**What needs to be done:**
Each entry below should be returned exactly as is, with the pictures removed.

┄┄┄┄┄┄

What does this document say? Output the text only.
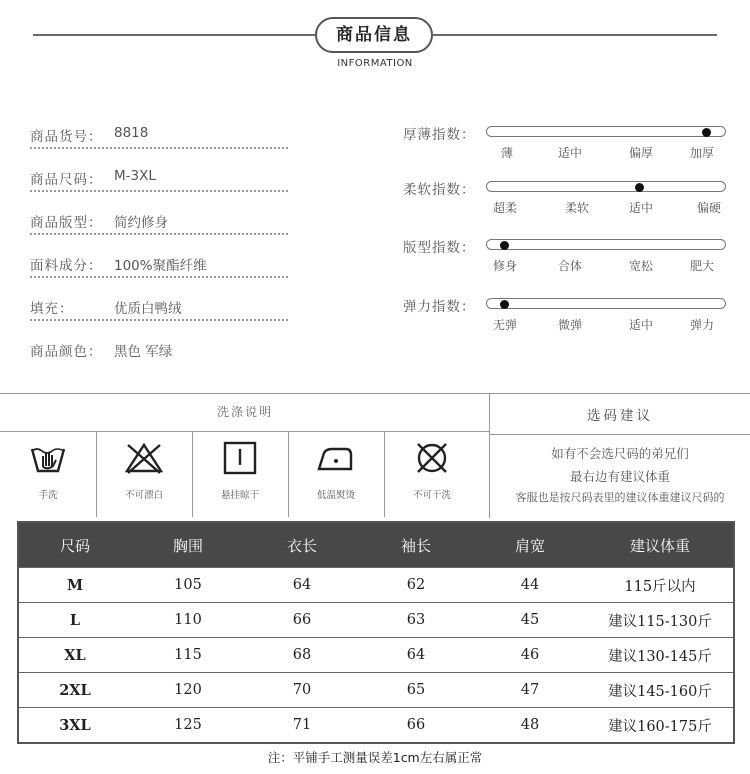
商品信息
INFORMATION
商品货号： 8818
商品尺码： M-3XL
商品版型： 简约修身
面料成分： 100%聚酯纤维
填充：	优质白鸭绒
商品颜色： 黑色 军绿
厚薄指数：
薄	适中	偏厚	加厚
柔软指数：
超柔	柔软	适中	偏硬
版型指数：
修身	合体	宽松	肥大
弹力指数：
无弹	微弹	适中	弹力
洗涤说明
手洗	不可漂白	悬挂晾干	低温熨烫	不可干洗
选码建议
如有不会选尺码的弟兄们
最右边有建议体重
客服也是按尺码表里的建议体重建议尺码的
尺码	胸围	衣长	袖长	肩宽	建议体重
M	105	64	62	44	115斤以内
L	110	66	63	45	建议115-130斤
XL	115	68	64	46	建议130-145斤
2XL	120	70	65	47	建议145-160斤
3XL	125	71	66	48	建议160-175斤
注：平铺手工测量误差1cm左右属正常
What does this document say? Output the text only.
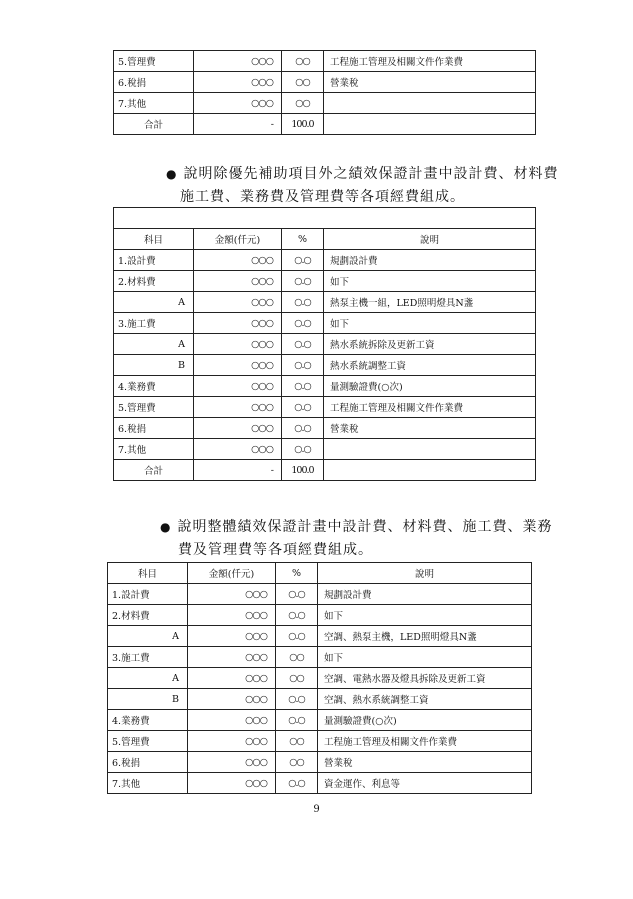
5.管理費	○○○	○○	工程施工管理及相關文件作業費
6.稅捐	○○○	○○	營業稅
7.其他	○○○	○○	
合計	-	100.0	
● 說明除優先補助項目外之績效保證計畫中設計費、材料費
施工費、業務費及管理費等各項經費組成。

科目	金額(仟元)	%	說明
1.設計費	○○○	○.○	規劃設計費
2.材料費	○○○	○.○	如下
A	○○○	○.○	熱泵主機一組，LED照明燈具N盞
3.施工費	○○○	○.○	如下
A	○○○	○.○	熱水系統拆除及更新工資
B	○○○	○.○	熱水系統調整工資
4.業務費	○○○	○.○	量測驗證費(○次)
5.管理費	○○○	○.○	工程施工管理及相關文件作業費
6.稅捐	○○○	○.○	營業稅
7.其他	○○○	○.○	
合計	-	100.0	
● 說明整體績效保證計畫中設計費、材料費、施工費、業務
費及管理費等各項經費組成。
科目	金額(仟元)	%	說明
1.設計費	○○○	○.○	規劃設計費
2.材料費	○○○	○.○	如下
A	○○○	○.○	空調、熱泵主機，LED照明燈具N盞
3.施工費	○○○	○○	如下
A	○○○	○○	空調、電熱水器及燈具拆除及更新工資
B	○○○	○.○	空調、熱水系統調整工資
4.業務費	○○○	○.○	量測驗證費(○次)
5.管理費	○○○	○○	工程施工管理及相關文件作業費
6.稅捐	○○○	○○	營業稅
7.其他	○○○	○.○	資金運作、利息等
9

┄┄┄┄┄┄

**Problem solution:**
What does this document say? Output the text only.
商品信息
INFORMATION
商品货号： 8818
商品尺码： M-3XL
商品版型： 简约修身
面料成分： 100%聚酯纤维
填充：	优质白鸭绒
商品颜色： 黑色 军绿
厚薄指数：
薄	适中	偏厚	加厚
柔软指数：
超柔	柔软	适中	偏硬
版型指数：
修身	合体	宽松	肥大
弹力指数：
无弹	微弹	适中	弹力
洗涤说明
手洗	不可漂白	悬挂晾干	低温熨烫	不可干洗
选码建议
如有不会选尺码的弟兄们
最右边有建议体重
客服也是按尺码表里的建议体重建议尺码的
尺码	胸围	衣长	袖长	肩宽	建议体重
M	105	64	62	44	115斤以内
L	110	66	63	45	建议115-130斤
XL	115	68	64	46	建议130-145斤
2XL	120	70	65	47	建议145-160斤
3XL	125	71	66	48	建议160-175斤
注：平铺手工测量误差1cm左右属正常
What does this document say? Output the text only.
5.管理費	○○○	○○	工程施工管理及相關文件作業費
6.稅捐	○○○	○○	營業稅
7.其他	○○○	○○	
合計	-	100.0	
● 說明除優先補助項目外之績效保證計畫中設計費、材料費
施工費、業務費及管理費等各項經費組成。

科目	金額(仟元)	%	說明
1.設計費	○○○	○.○	規劃設計費
2.材料費	○○○	○.○	如下
A	○○○	○.○	熱泵主機一組，LED照明燈具N盞
3.施工費	○○○	○.○	如下
A	○○○	○.○	熱水系統拆除及更新工資
B	○○○	○.○	熱水系統調整工資
4.業務費	○○○	○.○	量測驗證費(○次)
5.管理費	○○○	○.○	工程施工管理及相關文件作業費
6.稅捐	○○○	○.○	營業稅
7.其他	○○○	○.○	
合計	-	100.0	
● 說明整體績效保證計畫中設計費、材料費、施工費、業務
費及管理費等各項經費組成。
科目	金額(仟元)	%	說明
1.設計費	○○○	○.○	規劃設計費
2.材料費	○○○	○.○	如下
A	○○○	○.○	空調、熱泵主機，LED照明燈具N盞
3.施工費	○○○	○○	如下
A	○○○	○○	空調、電熱水器及燈具拆除及更新工資
B	○○○	○.○	空調、熱水系統調整工資
4.業務費	○○○	○.○	量測驗證費(○次)
5.管理費	○○○	○○	工程施工管理及相關文件作業費
6.稅捐	○○○	○○	營業稅
7.其他	○○○	○.○	資金運作、利息等
9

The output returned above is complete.